→ Task brief
Copy out the listing that follows exactly, dropping every picture.

→ Given records

· · ·

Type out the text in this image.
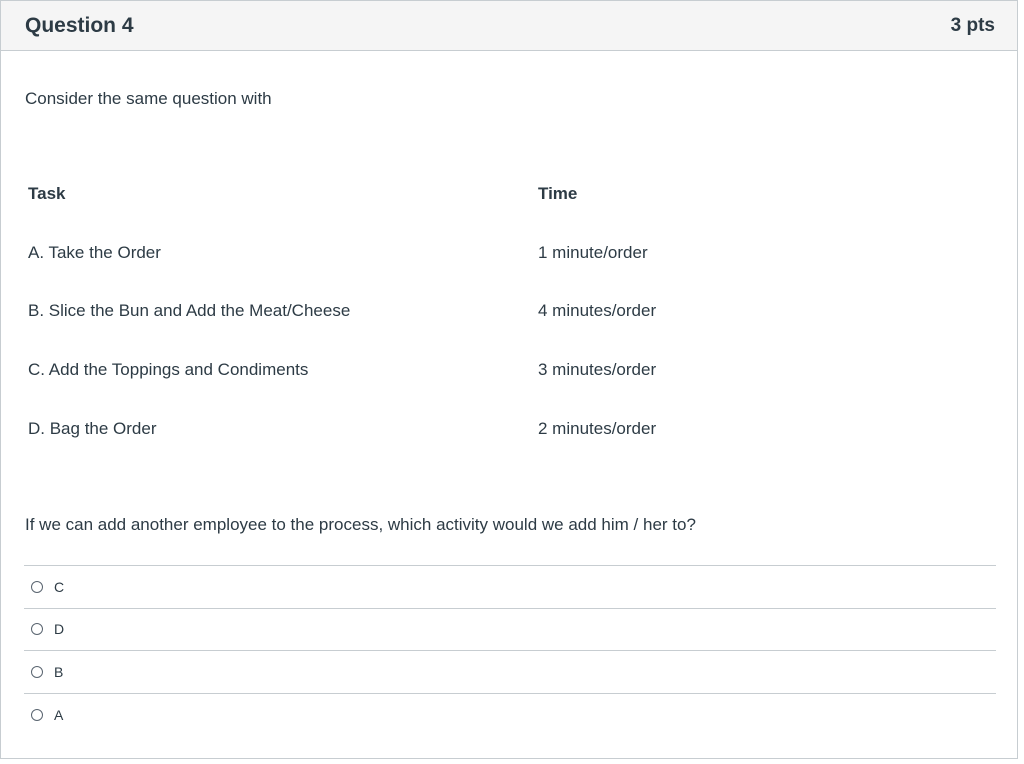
Question 4	3 pts
Consider the same question with
Task	Time
A. Take the Order	1 minute/order
B. Slice the Bun and Add the Meat/Cheese	4 minutes/order
C. Add the Toppings and Condiments	3 minutes/order
D. Bag the Order	2 minutes/order
If we can add another employee to the process, which activity would we add him / her to?
C
D
B
A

· · ·

→ Correct result
Type out the text in this image.
Question 4	3 pts
Consider the same question with
Task	Time
A. Take the Order	1 minute/order
B. Slice the Bun and Add the Meat/Cheese	4 minutes/order
C. Add the Toppings and Condiments	3 minutes/order
D. Bag the Order	2 minutes/order
If we can add another employee to the process, which activity would we add him / her to?
C
D
B
A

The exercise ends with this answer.